**Aim:**
Identify and copy all lines of the material where the string "Order" is found.

++++ Input records

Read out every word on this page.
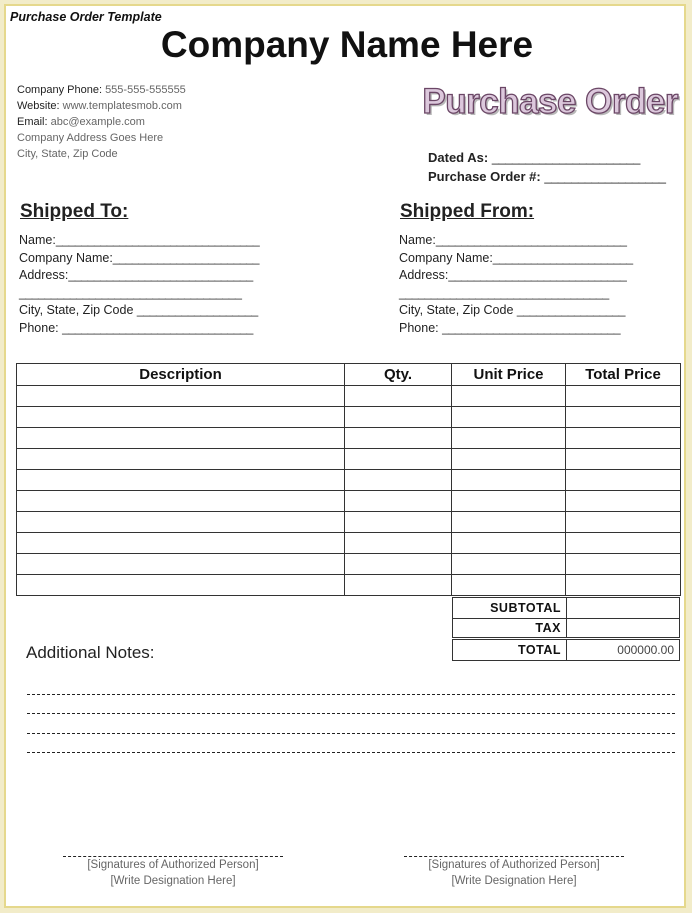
Purchase Order Template
Company Name Here
Company Phone: 555-555-555555
Website: www.templatesmob.com
Email: abc@example.com
Company Address Goes Here
City, State, Zip Code
Purchase Order
Dated As: ______________________
Purchase Order #: __________________
Shipped To:
Name:________________________________
Company Name:_______________________
Address:_____________________________
___________________________________
City, State, Zip Code ___________________
Phone: ______________________________
Shipped From:
Name:______________________________
Company Name:______________________
Address:____________________________
_________________________________
City, State, Zip Code _________________
Phone: ____________________________
Description	Qty.	Unit Price	Total Price

SUBTOTAL	
TAX	
TOTAL	000000.00
Additional Notes:
[Signatures of Authorized Person]
[Write Designation Here]
[Signatures of Authorized Person]
[Write Designation Here]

++++++++

**Exercise response:**
Purchase Order Template
Purchase Order
Purchase Order #: __________________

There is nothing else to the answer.